--- start ---

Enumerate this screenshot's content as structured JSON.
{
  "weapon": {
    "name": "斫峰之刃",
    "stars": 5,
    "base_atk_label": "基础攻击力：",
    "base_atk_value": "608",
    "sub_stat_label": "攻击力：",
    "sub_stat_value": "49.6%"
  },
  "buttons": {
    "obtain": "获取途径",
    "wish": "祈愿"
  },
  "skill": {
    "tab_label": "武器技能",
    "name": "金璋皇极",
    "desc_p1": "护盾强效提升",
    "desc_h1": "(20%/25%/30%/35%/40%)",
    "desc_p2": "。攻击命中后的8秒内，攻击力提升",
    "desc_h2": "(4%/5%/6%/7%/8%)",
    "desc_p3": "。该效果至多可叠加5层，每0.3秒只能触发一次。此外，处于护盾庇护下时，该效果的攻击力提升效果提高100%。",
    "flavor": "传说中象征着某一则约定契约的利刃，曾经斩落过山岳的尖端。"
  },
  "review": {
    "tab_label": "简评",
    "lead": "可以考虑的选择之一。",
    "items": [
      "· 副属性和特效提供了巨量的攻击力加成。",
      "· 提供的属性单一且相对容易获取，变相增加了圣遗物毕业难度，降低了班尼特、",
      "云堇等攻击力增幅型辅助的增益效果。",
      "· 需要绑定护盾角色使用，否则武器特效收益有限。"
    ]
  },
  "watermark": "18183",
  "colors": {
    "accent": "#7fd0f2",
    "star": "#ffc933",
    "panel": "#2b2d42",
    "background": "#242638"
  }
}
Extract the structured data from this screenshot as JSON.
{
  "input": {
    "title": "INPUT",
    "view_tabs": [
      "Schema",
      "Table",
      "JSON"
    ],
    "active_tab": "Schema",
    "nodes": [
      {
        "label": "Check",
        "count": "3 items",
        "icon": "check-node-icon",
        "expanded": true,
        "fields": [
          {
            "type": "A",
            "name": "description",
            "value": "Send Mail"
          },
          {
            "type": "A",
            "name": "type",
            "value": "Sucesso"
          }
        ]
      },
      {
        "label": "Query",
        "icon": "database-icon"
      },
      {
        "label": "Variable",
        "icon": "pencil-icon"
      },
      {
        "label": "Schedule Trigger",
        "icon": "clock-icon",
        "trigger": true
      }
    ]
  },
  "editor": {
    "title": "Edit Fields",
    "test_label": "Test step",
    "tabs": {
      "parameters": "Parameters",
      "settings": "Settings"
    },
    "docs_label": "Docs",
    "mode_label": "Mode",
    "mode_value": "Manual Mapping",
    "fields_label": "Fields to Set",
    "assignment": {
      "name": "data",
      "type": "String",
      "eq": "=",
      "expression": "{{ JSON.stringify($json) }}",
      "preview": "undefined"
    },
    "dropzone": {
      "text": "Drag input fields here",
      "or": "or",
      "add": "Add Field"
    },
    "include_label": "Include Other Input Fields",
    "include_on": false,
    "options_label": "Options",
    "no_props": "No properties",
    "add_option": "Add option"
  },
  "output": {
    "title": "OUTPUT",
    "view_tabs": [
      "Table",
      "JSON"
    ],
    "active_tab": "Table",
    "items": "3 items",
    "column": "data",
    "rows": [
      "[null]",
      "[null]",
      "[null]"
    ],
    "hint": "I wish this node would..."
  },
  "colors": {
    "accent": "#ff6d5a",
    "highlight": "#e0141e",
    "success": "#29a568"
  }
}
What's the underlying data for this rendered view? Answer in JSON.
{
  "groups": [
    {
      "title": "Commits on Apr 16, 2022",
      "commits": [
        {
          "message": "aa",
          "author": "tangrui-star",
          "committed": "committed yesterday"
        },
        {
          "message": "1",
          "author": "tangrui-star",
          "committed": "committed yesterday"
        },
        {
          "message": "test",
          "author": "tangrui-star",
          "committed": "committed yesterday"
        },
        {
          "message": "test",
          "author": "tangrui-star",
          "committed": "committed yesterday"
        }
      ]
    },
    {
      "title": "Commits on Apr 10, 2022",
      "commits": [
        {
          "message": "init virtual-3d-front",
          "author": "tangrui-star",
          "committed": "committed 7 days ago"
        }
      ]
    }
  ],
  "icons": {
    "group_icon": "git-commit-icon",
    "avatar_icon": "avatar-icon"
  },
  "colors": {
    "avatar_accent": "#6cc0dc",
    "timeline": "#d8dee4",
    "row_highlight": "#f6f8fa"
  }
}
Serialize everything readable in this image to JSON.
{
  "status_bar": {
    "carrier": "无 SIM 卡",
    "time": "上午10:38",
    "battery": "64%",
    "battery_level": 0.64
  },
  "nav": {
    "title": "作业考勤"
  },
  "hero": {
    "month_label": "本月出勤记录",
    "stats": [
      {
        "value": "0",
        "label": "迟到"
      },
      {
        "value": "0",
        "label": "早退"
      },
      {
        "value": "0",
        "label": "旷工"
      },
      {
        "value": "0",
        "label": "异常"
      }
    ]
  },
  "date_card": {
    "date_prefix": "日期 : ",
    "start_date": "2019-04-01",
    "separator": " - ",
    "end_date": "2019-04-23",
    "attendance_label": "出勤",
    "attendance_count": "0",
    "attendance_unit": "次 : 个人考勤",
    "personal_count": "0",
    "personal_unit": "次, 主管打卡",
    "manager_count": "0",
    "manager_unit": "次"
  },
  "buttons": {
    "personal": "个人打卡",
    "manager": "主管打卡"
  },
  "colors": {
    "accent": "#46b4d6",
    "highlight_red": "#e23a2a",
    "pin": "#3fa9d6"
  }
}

--- end ---

Work to complete: Produce an exact repeat of the lines from the one containing "Serialize everything readable" through the last line of the data, and nothing more.

Result of the task:
Serialize everything readable in this image to JSON.
{
  "status_bar": {
    "carrier": "无 SIM 卡",
    "time": "上午10:38",
    "battery": "64%",
    "battery_level": 0.64
  },
  "nav": {
    "title": "作业考勤"
  },
  "hero": {
    "month_label": "本月出勤记录",
    "stats": [
      {
        "value": "0",
        "label": "迟到"
      },
      {
        "value": "0",
        "label": "早退"
      },
      {
        "value": "0",
        "label": "旷工"
      },
      {
        "value": "0",
        "label": "异常"
      }
    ]
  },
  "date_card": {
    "date_prefix": "日期 : ",
    "start_date": "2019-04-01",
    "separator": " - ",
    "end_date": "2019-04-23",
    "attendance_label": "出勤",
    "attendance_count": "0",
    "attendance_unit": "次 : 个人考勤",
    "personal_count": "0",
    "personal_unit": "次, 主管打卡",
    "manager_count": "0",
    "manager_unit": "次"
  },
  "buttons": {
    "personal": "个人打卡",
    "manager": "主管打卡"
  },
  "colors": {
    "accent": "#46b4d6",
    "highlight_red": "#e23a2a",
    "pin": "#3fa9d6"
  }
}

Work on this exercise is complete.